__DATA SHOWN__.

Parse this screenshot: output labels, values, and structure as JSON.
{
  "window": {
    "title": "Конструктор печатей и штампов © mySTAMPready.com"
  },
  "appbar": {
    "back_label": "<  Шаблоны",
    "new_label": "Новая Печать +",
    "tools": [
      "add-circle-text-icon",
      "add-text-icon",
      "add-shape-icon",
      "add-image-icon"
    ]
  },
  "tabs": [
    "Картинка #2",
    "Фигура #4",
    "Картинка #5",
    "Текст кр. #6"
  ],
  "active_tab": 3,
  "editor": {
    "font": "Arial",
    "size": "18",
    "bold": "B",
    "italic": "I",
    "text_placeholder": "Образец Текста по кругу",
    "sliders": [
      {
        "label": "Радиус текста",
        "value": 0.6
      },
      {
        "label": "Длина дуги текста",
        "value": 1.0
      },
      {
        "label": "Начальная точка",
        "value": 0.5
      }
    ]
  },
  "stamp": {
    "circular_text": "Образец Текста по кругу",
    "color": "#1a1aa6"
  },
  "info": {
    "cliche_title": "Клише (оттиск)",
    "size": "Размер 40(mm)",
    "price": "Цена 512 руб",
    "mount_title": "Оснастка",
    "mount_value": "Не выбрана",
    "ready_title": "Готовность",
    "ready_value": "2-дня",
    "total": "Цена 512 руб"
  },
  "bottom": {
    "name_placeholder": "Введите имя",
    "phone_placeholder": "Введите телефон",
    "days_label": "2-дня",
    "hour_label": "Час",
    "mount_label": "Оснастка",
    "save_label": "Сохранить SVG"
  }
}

__SHORT PROBLEM__.
Copy the entries above exactly, leaving none out.

__RESPONSE TO THE EXERCISE__.
Parse this screenshot: output labels, values, and structure as JSON.
{
  "window": {
    "title": "Конструктор печатей и штампов © mySTAMPready.com"
  },
  "appbar": {
    "back_label": "<  Шаблоны",
    "new_label": "Новая Печать +",
    "tools": [
      "add-circle-text-icon",
      "add-text-icon",
      "add-shape-icon",
      "add-image-icon"
    ]
  },
  "tabs": [
    "Картинка #2",
    "Фигура #4",
    "Картинка #5",
    "Текст кр. #6"
  ],
  "active_tab": 3,
  "editor": {
    "font": "Arial",
    "size": "18",
    "bold": "B",
    "italic": "I",
    "text_placeholder": "Образец Текста по кругу",
    "sliders": [
      {
        "label": "Радиус текста",
        "value": 0.6
      },
      {
        "label": "Длина дуги текста",
        "value": 1.0
      },
      {
        "label": "Начальная точка",
        "value": 0.5
      }
    ]
  },
  "stamp": {
    "circular_text": "Образец Текста по кругу",
    "color": "#1a1aa6"
  },
  "info": {
    "cliche_title": "Клише (оттиск)",
    "size": "Размер 40(mm)",
    "price": "Цена 512 руб",
    "mount_title": "Оснастка",
    "mount_value": "Не выбрана",
    "ready_title": "Готовность",
    "ready_value": "2-дня",
    "total": "Цена 512 руб"
  },
  "bottom": {
    "name_placeholder": "Введите имя",
    "phone_placeholder": "Введите телефон",
    "days_label": "2-дня",
    "hour_label": "Час",
    "mount_label": "Оснастка",
    "save_label": "Сохранить SVG"
  }
}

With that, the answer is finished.